Extract the text of every entry below exactly; leave images out.

[Dataset entries on figures]
##########

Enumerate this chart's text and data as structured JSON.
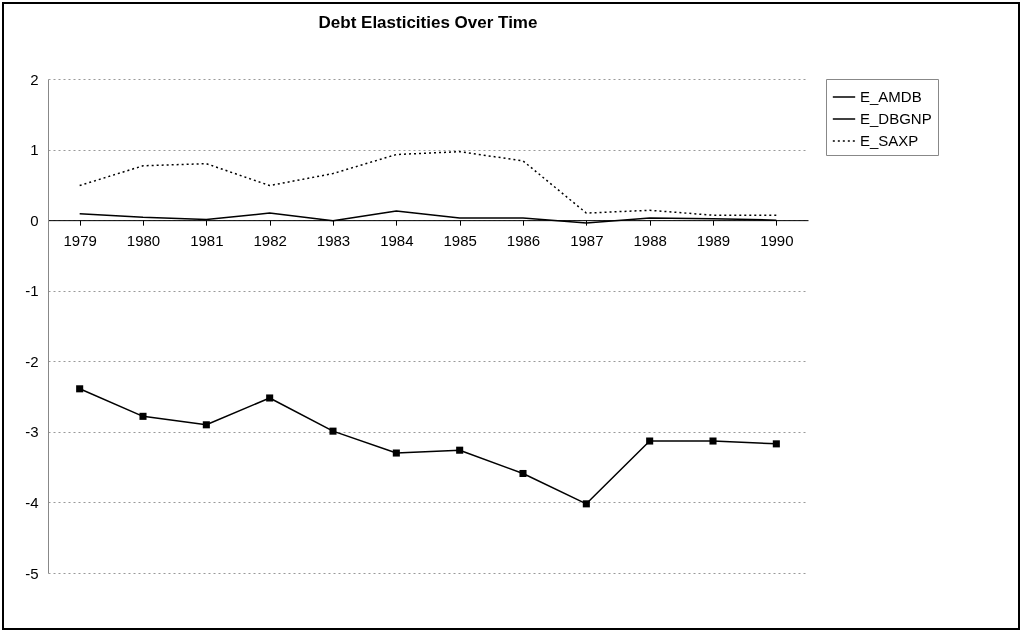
{
  "chart_data": {
    "type": "line",
    "title": "Debt Elasticities Over Time",
    "categories": [
      "1979",
      "1980",
      "1981",
      "1982",
      "1983",
      "1984",
      "1985",
      "1986",
      "1987",
      "1988",
      "1989",
      "1990"
    ],
    "series": [
      {
        "name": "E_AMDB",
        "color": "#000000",
        "line_style": "solid",
        "marker": "none",
        "values": [
          0.09,
          0.04,
          0.01,
          0.1,
          -0.01,
          0.13,
          0.03,
          0.03,
          -0.04,
          0.03,
          0.02,
          0.0
        ]
      },
      {
        "name": "E_DBGNP",
        "color": "#000000",
        "line_style": "solid",
        "marker": "square",
        "values": [
          -2.39,
          -2.78,
          -2.9,
          -2.52,
          -2.99,
          -3.3,
          -3.26,
          -3.59,
          -4.02,
          -3.13,
          -3.13,
          -3.17
        ]
      },
      {
        "name": "E_SAXP",
        "color": "#000000",
        "line_style": "dotted",
        "marker": "none",
        "values": [
          0.49,
          0.77,
          0.8,
          0.49,
          0.66,
          0.93,
          0.97,
          0.84,
          0.1,
          0.14,
          0.07,
          0.07
        ]
      }
    ],
    "ylim": [
      -5,
      2
    ],
    "yticks": [
      -5,
      -4,
      -3,
      -2,
      -1,
      0,
      1,
      2
    ],
    "grid": "y",
    "legend": "right"
  }
}
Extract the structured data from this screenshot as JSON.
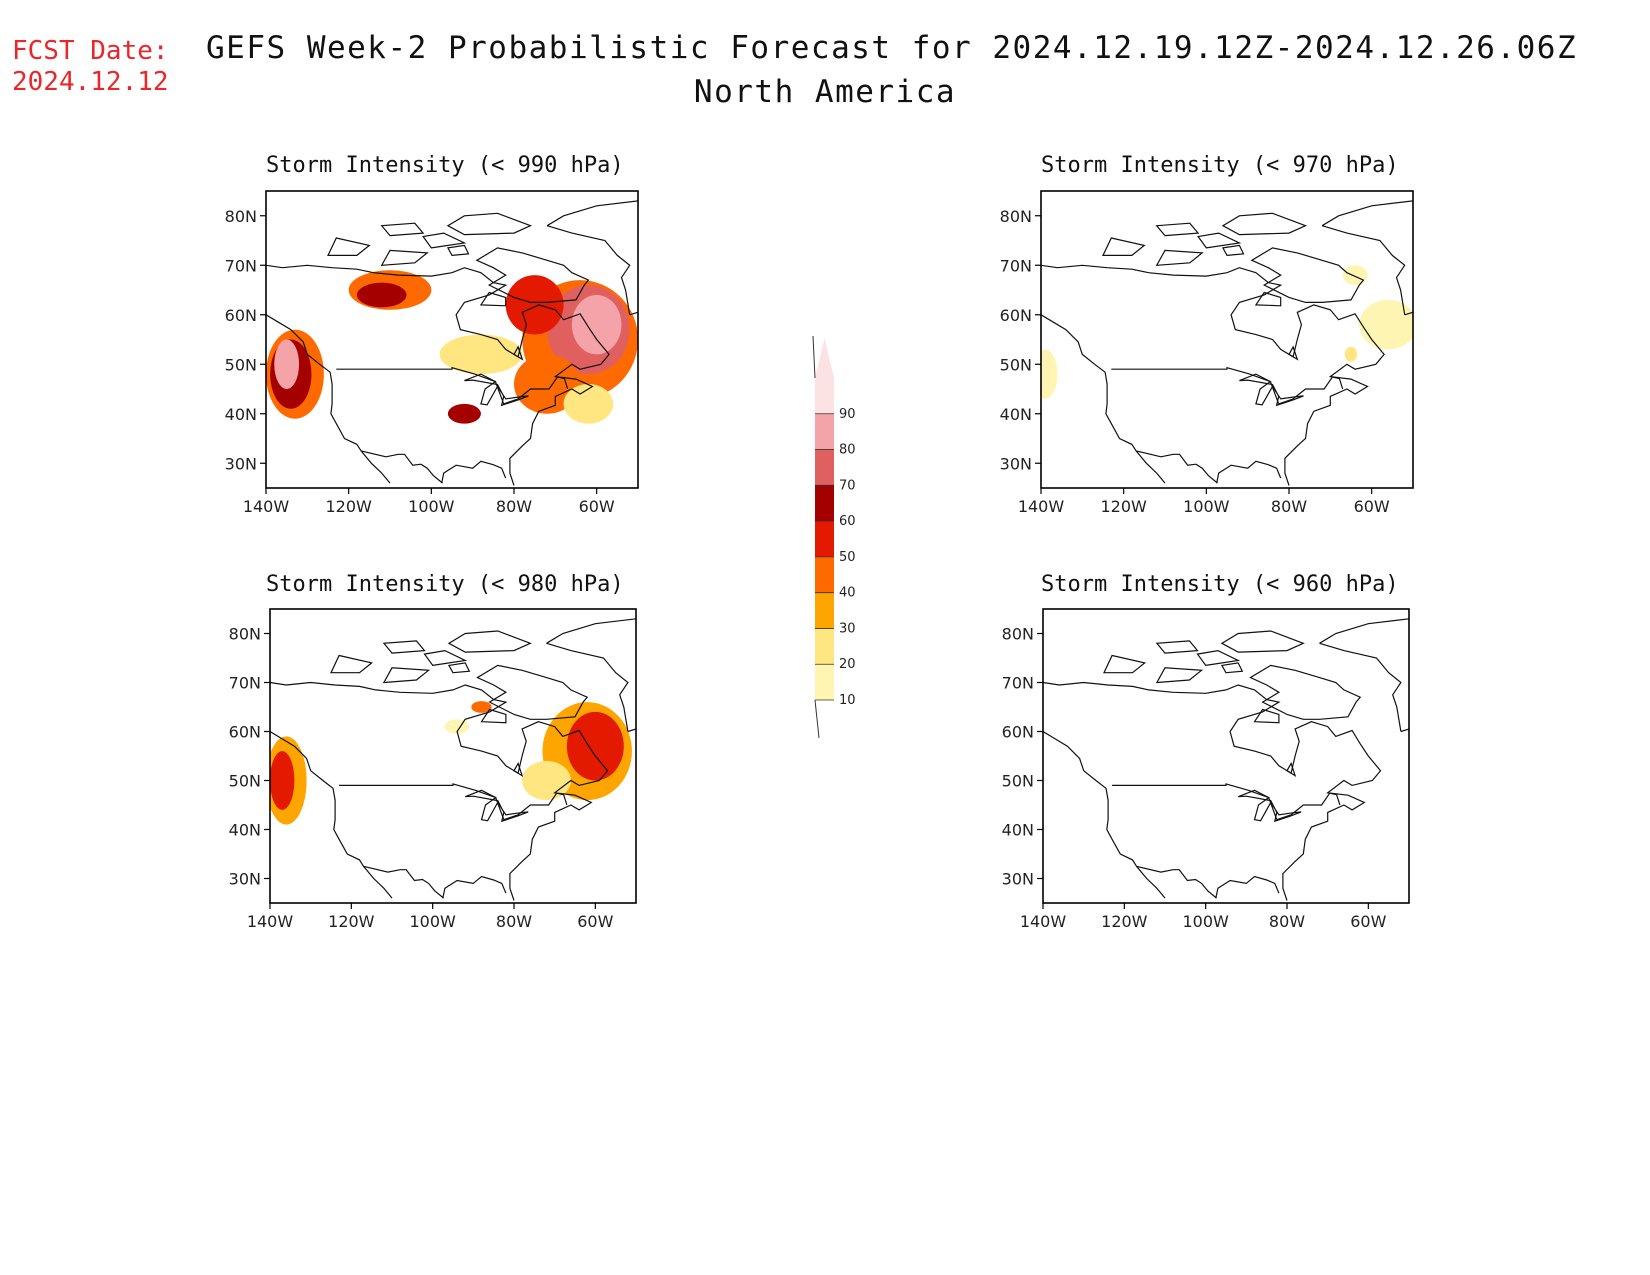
{
  "header": {
    "fcst_label": "FCST Date:",
    "fcst_date": "2024.12.12",
    "title_line1": "GEFS Week-2 Probabilistic Forecast for 2024.12.19.12Z-2024.12.26.06Z",
    "title_line2": "North America"
  },
  "axes": {
    "lat_labels": [
      "80N",
      "70N",
      "60N",
      "50N",
      "40N",
      "30N"
    ],
    "lat_values": [
      80,
      70,
      60,
      50,
      40,
      30
    ],
    "lon_labels": [
      "140W",
      "120W",
      "100W",
      "80W",
      "60W"
    ],
    "lon_values": [
      -140,
      -120,
      -100,
      -80,
      -60
    ]
  },
  "colorbar": {
    "levels": [
      "10",
      "20",
      "30",
      "40",
      "50",
      "60",
      "70",
      "80",
      "90"
    ],
    "colors": [
      "#fff5b3",
      "#ffe680",
      "#ffa500",
      "#ff6a00",
      "#e41a00",
      "#a50000",
      "#e06060",
      "#f4a3a8",
      "#fde2e4"
    ]
  },
  "panels": [
    {
      "title": "Storm Intensity (< 990 hPa)",
      "blobs": [
        {
          "lon": -133,
          "lat": 48,
          "rx": 7,
          "ry": 9,
          "level": 3
        },
        {
          "lon": -134,
          "lat": 48,
          "rx": 5,
          "ry": 7,
          "level": 5
        },
        {
          "lon": -135,
          "lat": 50,
          "rx": 3,
          "ry": 5,
          "level": 7
        },
        {
          "lon": -110,
          "lat": 65,
          "rx": 10,
          "ry": 4,
          "level": 3
        },
        {
          "lon": -112,
          "lat": 64,
          "rx": 6,
          "ry": 2.5,
          "level": 5
        },
        {
          "lon": -88,
          "lat": 52,
          "rx": 10,
          "ry": 4,
          "level": 1
        },
        {
          "lon": -64,
          "lat": 55,
          "rx": 14,
          "ry": 12,
          "level": 3
        },
        {
          "lon": -62,
          "lat": 57,
          "rx": 10,
          "ry": 9,
          "level": 6
        },
        {
          "lon": -60,
          "lat": 58,
          "rx": 6,
          "ry": 6,
          "level": 7
        },
        {
          "lon": -75,
          "lat": 62,
          "rx": 7,
          "ry": 6,
          "level": 4
        },
        {
          "lon": -72,
          "lat": 46,
          "rx": 8,
          "ry": 6,
          "level": 3
        },
        {
          "lon": -62,
          "lat": 42,
          "rx": 6,
          "ry": 4,
          "level": 1
        },
        {
          "lon": -92,
          "lat": 40,
          "rx": 4,
          "ry": 2,
          "level": 5
        }
      ]
    },
    {
      "title": "Storm Intensity (< 970 hPa)",
      "blobs": [
        {
          "lon": -139,
          "lat": 48,
          "rx": 3,
          "ry": 5,
          "level": 0
        },
        {
          "lon": -56,
          "lat": 58,
          "rx": 7,
          "ry": 5,
          "level": 0
        },
        {
          "lon": -64,
          "lat": 68,
          "rx": 3,
          "ry": 2,
          "level": 0
        },
        {
          "lon": -65,
          "lat": 52,
          "rx": 1.5,
          "ry": 1.5,
          "level": 1
        }
      ]
    },
    {
      "title": "Storm Intensity (< 980 hPa)",
      "blobs": [
        {
          "lon": -136,
          "lat": 50,
          "rx": 5,
          "ry": 9,
          "level": 2
        },
        {
          "lon": -137,
          "lat": 50,
          "rx": 3,
          "ry": 6,
          "level": 4
        },
        {
          "lon": -62,
          "lat": 56,
          "rx": 11,
          "ry": 10,
          "level": 2
        },
        {
          "lon": -60,
          "lat": 57,
          "rx": 7,
          "ry": 7,
          "level": 4
        },
        {
          "lon": -72,
          "lat": 50,
          "rx": 6,
          "ry": 4,
          "level": 1
        },
        {
          "lon": -88,
          "lat": 65,
          "rx": 2.5,
          "ry": 1.2,
          "level": 3
        },
        {
          "lon": -94,
          "lat": 61,
          "rx": 3,
          "ry": 1.5,
          "level": 0
        }
      ]
    },
    {
      "title": "Storm Intensity (< 960 hPa)",
      "blobs": []
    }
  ]
}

##########

- ANSWER TO THIS PROBLEM
Enumerate this chart's text and data as structured JSON.
{
  "chart_data": {
    "type": "line",
    "title": "Debt Elasticities Over Time",
    "categories": [
      "1979",
      "1980",
      "1981",
      "1982",
      "1983",
      "1984",
      "1985",
      "1986",
      "1987",
      "1988",
      "1989",
      "1990"
    ],
    "series": [
      {
        "name": "E_AMDB",
        "color": "#000000",
        "line_style": "solid",
        "marker": "none",
        "values": [
          0.09,
          0.04,
          0.01,
          0.1,
          -0.01,
          0.13,
          0.03,
          0.03,
          -0.04,
          0.03,
          0.02,
          0.0
        ]
      },
      {
        "name": "E_DBGNP",
        "color": "#000000",
        "line_style": "solid",
        "marker": "square",
        "values": [
          -2.39,
          -2.78,
          -2.9,
          -2.52,
          -2.99,
          -3.3,
          -3.26,
          -3.59,
          -4.02,
          -3.13,
          -3.13,
          -3.17
        ]
      },
      {
        "name": "E_SAXP",
        "color": "#000000",
        "line_style": "dotted",
        "marker": "none",
        "values": [
          0.49,
          0.77,
          0.8,
          0.49,
          0.66,
          0.93,
          0.97,
          0.84,
          0.1,
          0.14,
          0.07,
          0.07
        ]
      }
    ],
    "ylim": [
      -5,
      2
    ],
    "yticks": [
      -5,
      -4,
      -3,
      -2,
      -1,
      0,
      1,
      2
    ],
    "grid": "y",
    "legend": "right"
  }
}
Extract the structured data from this screenshot as JSON.
{
  "header": {
    "fcst_label": "FCST Date:",
    "fcst_date": "2024.12.12",
    "title_line1": "GEFS Week-2 Probabilistic Forecast for 2024.12.19.12Z-2024.12.26.06Z",
    "title_line2": "North America"
  },
  "axes": {
    "lat_labels": [
      "80N",
      "70N",
      "60N",
      "50N",
      "40N",
      "30N"
    ],
    "lat_values": [
      80,
      70,
      60,
      50,
      40,
      30
    ],
    "lon_labels": [
      "140W",
      "120W",
      "100W",
      "80W",
      "60W"
    ],
    "lon_values": [
      -140,
      -120,
      -100,
      -80,
      -60
    ]
  },
  "colorbar": {
    "levels": [
      "10",
      "20",
      "30",
      "40",
      "50",
      "60",
      "70",
      "80",
      "90"
    ],
    "colors": [
      "#fff5b3",
      "#ffe680",
      "#ffa500",
      "#ff6a00",
      "#e41a00",
      "#a50000",
      "#e06060",
      "#f4a3a8",
      "#fde2e4"
    ]
  },
  "panels": [
    {
      "title": "Storm Intensity (< 990 hPa)",
      "blobs": [
        {
          "lon": -133,
          "lat": 48,
          "rx": 7,
          "ry": 9,
          "level": 3
        },
        {
          "lon": -134,
          "lat": 48,
          "rx": 5,
          "ry": 7,
          "level": 5
        },
        {
          "lon": -135,
          "lat": 50,
          "rx": 3,
          "ry": 5,
          "level": 7
        },
        {
          "lon": -110,
          "lat": 65,
          "rx": 10,
          "ry": 4,
          "level": 3
        },
        {
          "lon": -112,
          "lat": 64,
          "rx": 6,
          "ry": 2.5,
          "level": 5
        },
        {
          "lon": -88,
          "lat": 52,
          "rx": 10,
          "ry": 4,
          "level": 1
        },
        {
          "lon": -64,
          "lat": 55,
          "rx": 14,
          "ry": 12,
          "level": 3
        },
        {
          "lon": -62,
          "lat": 57,
          "rx": 10,
          "ry": 9,
          "level": 6
        },
        {
          "lon": -60,
          "lat": 58,
          "rx": 6,
          "ry": 6,
          "level": 7
        },
        {
          "lon": -75,
          "lat": 62,
          "rx": 7,
          "ry": 6,
          "level": 4
        },
        {
          "lon": -72,
          "lat": 46,
          "rx": 8,
          "ry": 6,
          "level": 3
        },
        {
          "lon": -62,
          "lat": 42,
          "rx": 6,
          "ry": 4,
          "level": 1
        },
        {
          "lon": -92,
          "lat": 40,
          "rx": 4,
          "ry": 2,
          "level": 5
        }
      ]
    },
    {
      "title": "Storm Intensity (< 970 hPa)",
      "blobs": [
        {
          "lon": -139,
          "lat": 48,
          "rx": 3,
          "ry": 5,
          "level": 0
        },
        {
          "lon": -56,
          "lat": 58,
          "rx": 7,
          "ry": 5,
          "level": 0
        },
        {
          "lon": -64,
          "lat": 68,
          "rx": 3,
          "ry": 2,
          "level": 0
        },
        {
          "lon": -65,
          "lat": 52,
          "rx": 1.5,
          "ry": 1.5,
          "level": 1
        }
      ]
    },
    {
      "title": "Storm Intensity (< 980 hPa)",
      "blobs": [
        {
          "lon": -136,
          "lat": 50,
          "rx": 5,
          "ry": 9,
          "level": 2
        },
        {
          "lon": -137,
          "lat": 50,
          "rx": 3,
          "ry": 6,
          "level": 4
        },
        {
          "lon": -62,
          "lat": 56,
          "rx": 11,
          "ry": 10,
          "level": 2
        },
        {
          "lon": -60,
          "lat": 57,
          "rx": 7,
          "ry": 7,
          "level": 4
        },
        {
          "lon": -72,
          "lat": 50,
          "rx": 6,
          "ry": 4,
          "level": 1
        },
        {
          "lon": -88,
          "lat": 65,
          "rx": 2.5,
          "ry": 1.2,
          "level": 3
        },
        {
          "lon": -94,
          "lat": 61,
          "rx": 3,
          "ry": 1.5,
          "level": 0
        }
      ]
    },
    {
      "title": "Storm Intensity (< 960 hPa)",
      "blobs": []
    }
  ]
}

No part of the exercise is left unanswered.